◆ **AIM OF THE EXERCISE**:
Copy each line of the listing below exactly.

[Dataset excerpts]
## start
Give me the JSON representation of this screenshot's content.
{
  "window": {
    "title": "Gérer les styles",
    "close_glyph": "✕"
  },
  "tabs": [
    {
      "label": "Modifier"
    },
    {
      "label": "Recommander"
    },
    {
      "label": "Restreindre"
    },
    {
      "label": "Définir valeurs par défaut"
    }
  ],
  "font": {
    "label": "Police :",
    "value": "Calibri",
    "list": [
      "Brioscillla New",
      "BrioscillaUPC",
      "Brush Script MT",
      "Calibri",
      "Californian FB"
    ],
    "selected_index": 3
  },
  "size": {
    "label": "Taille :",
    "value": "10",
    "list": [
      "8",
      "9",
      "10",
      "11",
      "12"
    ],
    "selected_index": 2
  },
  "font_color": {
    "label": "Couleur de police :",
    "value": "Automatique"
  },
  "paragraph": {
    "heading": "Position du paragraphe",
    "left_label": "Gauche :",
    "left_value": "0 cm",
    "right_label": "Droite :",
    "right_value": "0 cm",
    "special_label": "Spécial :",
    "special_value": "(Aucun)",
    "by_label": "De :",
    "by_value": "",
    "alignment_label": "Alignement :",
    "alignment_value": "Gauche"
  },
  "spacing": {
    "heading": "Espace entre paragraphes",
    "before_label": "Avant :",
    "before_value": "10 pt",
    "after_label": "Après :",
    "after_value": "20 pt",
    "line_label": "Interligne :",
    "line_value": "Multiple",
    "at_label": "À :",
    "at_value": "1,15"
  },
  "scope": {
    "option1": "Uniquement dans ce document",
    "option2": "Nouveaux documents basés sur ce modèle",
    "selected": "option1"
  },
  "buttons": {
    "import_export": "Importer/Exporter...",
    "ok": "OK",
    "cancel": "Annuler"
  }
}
## end
◆ **OUTPUT OF THE EXERCISE**:
Give me the JSON representation of this screenshot's content.
{
  "window": {
    "title": "Gérer les styles",
    "close_glyph": "✕"
  },
  "tabs": [
    {
      "label": "Modifier"
    },
    {
      "label": "Recommander"
    },
    {
      "label": "Restreindre"
    },
    {
      "label": "Définir valeurs par défaut"
    }
  ],
  "font": {
    "label": "Police :",
    "value": "Calibri",
    "list": [
      "Brioscillla New",
      "BrioscillaUPC",
      "Brush Script MT",
      "Calibri",
      "Californian FB"
    ],
    "selected_index": 3
  },
  "size": {
    "label": "Taille :",
    "value": "10",
    "list": [
      "8",
      "9",
      "10",
      "11",
      "12"
    ],
    "selected_index": 2
  },
  "font_color": {
    "label": "Couleur de police :",
    "value": "Automatique"
  },
  "paragraph": {
    "heading": "Position du paragraphe",
    "left_label": "Gauche :",
    "left_value": "0 cm",
    "right_label": "Droite :",
    "right_value": "0 cm",
    "special_label": "Spécial :",
    "special_value": "(Aucun)",
    "by_label": "De :",
    "by_value": "",
    "alignment_label": "Alignement :",
    "alignment_value": "Gauche"
  },
  "spacing": {
    "heading": "Espace entre paragraphes",
    "before_label": "Avant :",
    "before_value": "10 pt",
    "after_label": "Après :",
    "after_value": "20 pt",
    "line_label": "Interligne :",
    "line_value": "Multiple",
    "at_label": "À :",
    "at_value": "1,15"
  },
  "scope": {
    "option1": "Uniquement dans ce document",
    "option2": "Nouveaux documents basés sur ce modèle",
    "selected": "option1"
  },
  "buttons": {
    "import_export": "Importer/Exporter...",
    "ok": "OK",
    "cancel": "Annuler"
  }
}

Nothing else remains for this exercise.